======== Excerpted passage ========

Did I want to suffer the maintainability and portability pain associated with it for a simple parser ? Certainly not.
For these use case, std.simd does the job.
And will probably do a better and wider job with time when it get enriched by the committee.
The blog brings some valid criticism but really looks like a flame war trying to destroy an already opened door.
(1) Is there more performant solutions that std::simd for vectorization ?
Yes, of course.
The STL evolves slow, its main goal is to provide a generic and portable implementations of a set of algorithms. Not to provide the best implementation in existence.
The best implementation of most algorithms (including SIMD patterns) evolves every 6 month, you can not expect a standard library with 3 different implementation to keep up with that.
(2) Is the future of vectorization ISPC ?
Nope. ISPC has been around for > 10y and is still niche.
There is very good reasons to that: Yes it can generate better code but in most use case, adding a massive dependency of a compiler + an arbitrary LLVM version + a DSL on your project is not worth it.
Specially considering that it is an Intel project and that Intel (almost) abandonned the project multiple time (In pure Intel fashion).
So yes, criticism is easy, and yes std::simd is full of problems.
But I am glad it exists, and thanks to the people that made it happen... Because it is useful, even in the current state.
> If I want good results, I have to write intrinsics.
Any good book / article / tutorial to begin learning it? Most docs I've tried assume you already know what you can do and focus on how to express it in assembly or with intrinsics. However, I'm not even aware of what operations are commonly implemented in hardware. For example, FMA is not normally tought, is not expressed in higher-level languages... how am I supposed to imagine such a thing exists, even before looking it up in a reference manual?
I made the first proposal to the C++ standard committee to introduce SIMD in 2011, before Matthias Kretz got involved with his own version (which is what became std::simd). This was based on what eventually became Eve (mentioned in the article).
Back then, it was rejected, for the same arguments that people are making today, such as not mapping to SVE well, having a separate way to express control flow etc.
There was a real alternative being considered at the time: integrating ISPC-like semantics natively in the language. Then that died out (I'm not sure why), and SIMD became trendy, so the committee was more open to doing something to show that they were keeping up with the times.
GCC already solved it:
https://gcc.gnu.org/onlinedocs/gcc/Vector-Extensions.html
The operations behave like C++ valarrays. Addition is defined as the addition of the corresponding elements of the operands. For example, in the code below, each of the 4 elements in a is added to the corresponding 4 elements in b and the resulting vector is stored in c.

======== Dataset excerpts ========

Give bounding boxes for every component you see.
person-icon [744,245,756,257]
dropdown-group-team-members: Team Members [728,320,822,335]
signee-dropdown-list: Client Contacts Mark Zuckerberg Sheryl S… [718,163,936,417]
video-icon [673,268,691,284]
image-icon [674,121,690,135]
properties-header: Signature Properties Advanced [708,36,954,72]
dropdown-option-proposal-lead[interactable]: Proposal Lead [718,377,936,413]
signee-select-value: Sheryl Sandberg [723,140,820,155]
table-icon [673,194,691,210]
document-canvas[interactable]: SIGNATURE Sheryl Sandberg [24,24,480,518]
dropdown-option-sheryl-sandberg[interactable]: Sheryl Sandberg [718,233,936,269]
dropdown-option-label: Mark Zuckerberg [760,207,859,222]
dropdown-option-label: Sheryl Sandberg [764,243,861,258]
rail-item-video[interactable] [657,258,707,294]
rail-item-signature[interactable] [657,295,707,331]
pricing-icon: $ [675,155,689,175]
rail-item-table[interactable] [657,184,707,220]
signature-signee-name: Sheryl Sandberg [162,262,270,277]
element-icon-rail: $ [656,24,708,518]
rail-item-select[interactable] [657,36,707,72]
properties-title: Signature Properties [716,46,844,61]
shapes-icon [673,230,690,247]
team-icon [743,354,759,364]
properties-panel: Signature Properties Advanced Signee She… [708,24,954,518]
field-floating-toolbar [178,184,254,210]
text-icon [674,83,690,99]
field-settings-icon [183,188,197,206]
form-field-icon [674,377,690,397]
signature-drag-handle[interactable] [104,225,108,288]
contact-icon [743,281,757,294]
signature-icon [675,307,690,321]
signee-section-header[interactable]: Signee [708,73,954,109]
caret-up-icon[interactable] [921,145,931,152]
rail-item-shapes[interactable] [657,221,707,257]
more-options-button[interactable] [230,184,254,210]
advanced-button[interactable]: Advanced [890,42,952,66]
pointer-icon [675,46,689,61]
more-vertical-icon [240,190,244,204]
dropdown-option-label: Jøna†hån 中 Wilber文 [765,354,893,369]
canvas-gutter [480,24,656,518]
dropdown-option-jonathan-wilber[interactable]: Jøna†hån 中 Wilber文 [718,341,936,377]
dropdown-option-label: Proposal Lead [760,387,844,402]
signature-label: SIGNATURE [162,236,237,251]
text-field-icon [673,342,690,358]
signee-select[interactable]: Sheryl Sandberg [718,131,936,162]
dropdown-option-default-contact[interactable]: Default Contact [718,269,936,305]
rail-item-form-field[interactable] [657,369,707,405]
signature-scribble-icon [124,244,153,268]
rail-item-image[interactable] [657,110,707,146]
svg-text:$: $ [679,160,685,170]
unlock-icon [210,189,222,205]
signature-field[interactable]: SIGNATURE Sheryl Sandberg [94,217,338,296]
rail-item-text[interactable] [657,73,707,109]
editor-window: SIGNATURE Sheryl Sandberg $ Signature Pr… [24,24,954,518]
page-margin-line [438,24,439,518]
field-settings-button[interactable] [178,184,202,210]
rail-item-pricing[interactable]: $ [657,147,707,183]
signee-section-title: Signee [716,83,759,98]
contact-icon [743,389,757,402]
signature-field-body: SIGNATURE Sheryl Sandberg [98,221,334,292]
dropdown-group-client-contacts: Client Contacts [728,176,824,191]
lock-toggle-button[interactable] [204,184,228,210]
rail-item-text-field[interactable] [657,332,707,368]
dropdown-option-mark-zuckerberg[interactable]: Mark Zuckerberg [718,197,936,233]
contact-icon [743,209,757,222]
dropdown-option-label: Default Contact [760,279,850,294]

========

→ What to produce
Can you return the stretch of the std::simd discussion from "(2) Is the future" through "the current state.", copied word for word?

→ Exercise output
(2) Is the future of vectorization ISPC ?
Nope. ISPC has been around for > 10y and is still niche.
There is very good reasons to that: Yes it can generate better code but in most use case, adding a massive dependency of a compiler + an arbitrary LLVM version + a DSL on your project is not worth it.
Specially considering that it is an Intel project and that Intel (almost) abandonned the project multiple time (In pure Intel fashion).
So yes, criticism is easy, and yes std::simd is full of problems.
But I am glad it exists, and thanks to the people that made it happen... Because it is useful, even in the current state.